◆ **Формулировка задания A**:
Ответьте на вопросы по выбранному тексту:
(i) Какие две газеты, по словам Воробьева, у них издаются?
(ii) Какую книгу Николай II читал вслух по вечерам?
(iii) Куда чекисты отправили Елизавету Федоровну после ареста?

#### Выбранный текст

Воробьев ему ответил:

– У нас издается партийная газета «Уральский рабочий» и советская – «Известия».

Николай II спросил:

– Партийную большевики издают?

– Да, большевики, – ответил редактор.

Царь задумался, а затем спросил:

– Нельзя ли мне получать эту газету?

Воробьев ответил:

– Можно, конечно. Вам нужно на нее подписаться и через коменданта будете ее получать. Дайте мне деньги, и я выпишу вам эту газету.

Царь спросил, сколько стоит подписка, и тут же в саду вручил необходимую сумму.

В первые майские дни Романовых навещал священник Екатеринбургского собора Сторожев. В доме Ипатьева он для них по церковным праздникам устраивал службы, на которых Николай II и Александра Федоровна часами молились за Россию и русский народ, за своих детей и их здоровье, чтобы быстрее всем им опять быть вместе.

Вечерами Александра Федоровна и Мария занимались рукоделием, а Николай II читал им вслух своего любимого писателя Тургенева «Записки охотника». Ровный и спокойный его голос оказывал чарующее влияние на супругу и дочь. В такое время на бледном лице императрицы появлялась добрая, прекрасная улыбка, а громадные ее глаза светились радостным светом, и в такой миг Марии казалось, что страшной драмы, того ужаса, в которой вверглась их родная и великая страна, не существует и находятся они не под арестом в доме Ипатьева, а в любимом ими всеми Царском Селе, в Александровском дворце, ставшем резиденцией их семьи после революции 1905 года.

Здесь, в доме Ипатьева, Романовы из какой-то случайно попавшей к ним газеты узнали об аресте старшей сестры императрицы Елизаветы Федоровны. Муж ее – московский губернатор, великий князь Сергей Александрович был убит 4 февраля 1905 года эсером И.П. Каляевым. Во время судебного процесса над «бомбистами» она просила суд снисходительно отнестись к убийцам мужа. Затем, занявшись благотворительной деятельностью, она основала Марфо-Мариинскую обитель милосердия в Москве и стала ее настоятельницей. Чекисты арестовали великую княгиню в апреле 1918 года и отправили ее в Пермь, а оттуда в Алапаевск.

########
#### Представленные сведения

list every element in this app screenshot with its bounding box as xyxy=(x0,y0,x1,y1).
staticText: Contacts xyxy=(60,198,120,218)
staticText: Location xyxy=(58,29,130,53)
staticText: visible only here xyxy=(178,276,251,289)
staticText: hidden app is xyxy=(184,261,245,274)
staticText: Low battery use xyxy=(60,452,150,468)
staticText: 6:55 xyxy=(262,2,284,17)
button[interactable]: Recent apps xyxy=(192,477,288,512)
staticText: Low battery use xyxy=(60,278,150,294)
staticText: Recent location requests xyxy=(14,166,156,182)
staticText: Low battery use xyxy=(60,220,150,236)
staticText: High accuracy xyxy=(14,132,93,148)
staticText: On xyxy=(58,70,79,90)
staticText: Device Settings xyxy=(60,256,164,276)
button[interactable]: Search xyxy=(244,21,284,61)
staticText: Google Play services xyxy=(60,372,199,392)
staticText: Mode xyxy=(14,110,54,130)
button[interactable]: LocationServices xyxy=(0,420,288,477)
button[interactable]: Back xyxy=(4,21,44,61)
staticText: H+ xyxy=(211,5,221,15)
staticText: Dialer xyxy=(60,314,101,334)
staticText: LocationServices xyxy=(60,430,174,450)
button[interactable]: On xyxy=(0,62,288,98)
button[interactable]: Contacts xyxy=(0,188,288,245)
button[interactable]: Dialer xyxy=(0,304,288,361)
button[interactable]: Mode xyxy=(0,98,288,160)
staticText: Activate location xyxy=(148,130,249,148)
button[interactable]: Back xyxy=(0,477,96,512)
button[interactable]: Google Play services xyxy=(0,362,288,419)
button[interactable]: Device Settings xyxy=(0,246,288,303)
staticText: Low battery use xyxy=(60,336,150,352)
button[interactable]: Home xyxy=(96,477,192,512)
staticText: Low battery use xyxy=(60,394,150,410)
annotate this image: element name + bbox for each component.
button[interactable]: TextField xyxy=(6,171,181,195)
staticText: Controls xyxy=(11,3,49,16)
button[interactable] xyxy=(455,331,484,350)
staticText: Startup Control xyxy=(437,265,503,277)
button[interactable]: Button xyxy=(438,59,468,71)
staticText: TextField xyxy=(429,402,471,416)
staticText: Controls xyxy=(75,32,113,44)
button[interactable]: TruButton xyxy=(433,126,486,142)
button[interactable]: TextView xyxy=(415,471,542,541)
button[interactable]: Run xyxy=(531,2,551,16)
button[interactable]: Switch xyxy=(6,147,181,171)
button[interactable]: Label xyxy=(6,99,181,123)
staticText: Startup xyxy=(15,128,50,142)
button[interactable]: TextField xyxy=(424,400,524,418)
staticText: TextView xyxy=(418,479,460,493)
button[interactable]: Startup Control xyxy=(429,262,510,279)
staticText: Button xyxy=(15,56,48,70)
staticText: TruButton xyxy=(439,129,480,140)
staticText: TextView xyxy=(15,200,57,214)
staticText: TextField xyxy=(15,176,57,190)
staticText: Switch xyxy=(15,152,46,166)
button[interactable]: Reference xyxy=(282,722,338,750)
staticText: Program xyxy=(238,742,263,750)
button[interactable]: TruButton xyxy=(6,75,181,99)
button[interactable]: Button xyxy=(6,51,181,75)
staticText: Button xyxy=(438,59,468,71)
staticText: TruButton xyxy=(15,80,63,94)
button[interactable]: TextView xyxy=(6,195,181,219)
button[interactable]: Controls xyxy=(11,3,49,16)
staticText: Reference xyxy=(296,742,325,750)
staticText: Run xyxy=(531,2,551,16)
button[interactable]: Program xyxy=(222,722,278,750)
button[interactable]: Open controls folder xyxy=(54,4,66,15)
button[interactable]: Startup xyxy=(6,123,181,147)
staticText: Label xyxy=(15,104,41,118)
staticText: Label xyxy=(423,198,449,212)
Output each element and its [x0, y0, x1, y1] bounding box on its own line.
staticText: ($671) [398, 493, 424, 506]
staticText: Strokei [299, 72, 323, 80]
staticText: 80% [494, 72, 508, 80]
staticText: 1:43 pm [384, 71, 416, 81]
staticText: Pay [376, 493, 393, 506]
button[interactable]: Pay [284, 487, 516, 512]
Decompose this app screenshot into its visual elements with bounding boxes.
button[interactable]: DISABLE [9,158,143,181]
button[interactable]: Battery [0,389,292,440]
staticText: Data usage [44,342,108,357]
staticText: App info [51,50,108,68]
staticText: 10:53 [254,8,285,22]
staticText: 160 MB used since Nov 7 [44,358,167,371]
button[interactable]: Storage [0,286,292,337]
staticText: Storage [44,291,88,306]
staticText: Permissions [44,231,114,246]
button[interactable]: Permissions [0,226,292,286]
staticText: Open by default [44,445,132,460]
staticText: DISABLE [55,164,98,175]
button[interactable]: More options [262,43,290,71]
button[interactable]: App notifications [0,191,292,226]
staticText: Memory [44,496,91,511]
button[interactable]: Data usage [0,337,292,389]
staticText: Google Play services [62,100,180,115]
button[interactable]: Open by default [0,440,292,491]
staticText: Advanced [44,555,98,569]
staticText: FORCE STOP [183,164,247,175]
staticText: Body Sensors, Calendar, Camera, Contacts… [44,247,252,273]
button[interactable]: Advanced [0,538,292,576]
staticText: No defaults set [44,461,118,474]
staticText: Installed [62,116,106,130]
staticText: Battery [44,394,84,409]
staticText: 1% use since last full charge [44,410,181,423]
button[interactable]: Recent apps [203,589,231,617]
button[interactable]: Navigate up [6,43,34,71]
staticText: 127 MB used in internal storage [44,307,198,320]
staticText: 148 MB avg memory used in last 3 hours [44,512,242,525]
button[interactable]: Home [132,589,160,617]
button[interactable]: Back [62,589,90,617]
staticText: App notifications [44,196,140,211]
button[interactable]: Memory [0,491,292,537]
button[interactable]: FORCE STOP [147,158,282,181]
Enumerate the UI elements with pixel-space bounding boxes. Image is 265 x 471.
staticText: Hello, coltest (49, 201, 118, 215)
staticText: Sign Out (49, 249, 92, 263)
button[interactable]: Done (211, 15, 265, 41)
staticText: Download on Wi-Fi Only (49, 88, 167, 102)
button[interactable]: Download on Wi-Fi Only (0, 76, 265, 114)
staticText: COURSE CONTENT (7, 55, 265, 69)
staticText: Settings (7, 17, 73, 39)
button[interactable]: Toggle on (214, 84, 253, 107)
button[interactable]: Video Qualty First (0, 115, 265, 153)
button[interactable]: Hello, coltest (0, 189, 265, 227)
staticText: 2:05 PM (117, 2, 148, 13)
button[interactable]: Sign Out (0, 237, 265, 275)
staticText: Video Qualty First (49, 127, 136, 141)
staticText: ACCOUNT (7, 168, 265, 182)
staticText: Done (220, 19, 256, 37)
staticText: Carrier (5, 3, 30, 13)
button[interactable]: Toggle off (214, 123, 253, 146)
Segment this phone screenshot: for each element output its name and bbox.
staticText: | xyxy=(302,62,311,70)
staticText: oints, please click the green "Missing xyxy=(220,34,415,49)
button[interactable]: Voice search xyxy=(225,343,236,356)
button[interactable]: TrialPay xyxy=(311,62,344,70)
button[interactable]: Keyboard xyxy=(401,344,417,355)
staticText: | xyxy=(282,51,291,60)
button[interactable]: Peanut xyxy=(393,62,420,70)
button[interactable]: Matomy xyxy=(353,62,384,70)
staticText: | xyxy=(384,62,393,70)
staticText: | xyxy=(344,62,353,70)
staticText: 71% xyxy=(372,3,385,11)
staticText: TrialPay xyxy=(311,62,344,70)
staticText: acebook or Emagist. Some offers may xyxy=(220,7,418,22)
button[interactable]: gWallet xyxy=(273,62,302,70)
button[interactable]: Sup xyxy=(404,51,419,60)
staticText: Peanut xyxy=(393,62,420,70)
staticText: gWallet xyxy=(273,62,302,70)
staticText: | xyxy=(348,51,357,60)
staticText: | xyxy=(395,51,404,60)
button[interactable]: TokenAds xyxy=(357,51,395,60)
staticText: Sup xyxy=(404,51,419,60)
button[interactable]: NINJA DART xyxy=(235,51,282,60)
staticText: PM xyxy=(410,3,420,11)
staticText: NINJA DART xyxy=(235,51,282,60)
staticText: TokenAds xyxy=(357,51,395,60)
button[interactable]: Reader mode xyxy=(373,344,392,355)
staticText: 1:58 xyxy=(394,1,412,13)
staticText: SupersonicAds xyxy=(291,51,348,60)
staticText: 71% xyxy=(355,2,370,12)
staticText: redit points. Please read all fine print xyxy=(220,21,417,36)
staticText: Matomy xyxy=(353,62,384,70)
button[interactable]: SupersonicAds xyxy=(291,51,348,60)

########

◆ **Формулировка задания B**:
Перепишите без изменений строки записей, начиная с самой первой строки записей. Остановитесь после строки, содержащей «staticText: 6:55 xyxy=(262,2,284,17)», и включите эту строку.

◆ **Письменное решение A**:
(i) Партийная газета «Уральский рабочий» и советская газета «Известия».
(ii) «Записки охотника» Тургенева.
(iii) В Пермь, а оттуда в Алапаевск.

◆ **Письменное решение B**:
list every element in this app screenshot with its bounding box as xyxy=(x0,y0,x1,y1).
staticText: Contacts xyxy=(60,198,120,218)
staticText: Location xyxy=(58,29,130,53)
staticText: visible only here xyxy=(178,276,251,289)
staticText: hidden app is xyxy=(184,261,245,274)
staticText: Low battery use xyxy=(60,452,150,468)
staticText: 6:55 xyxy=(262,2,284,17)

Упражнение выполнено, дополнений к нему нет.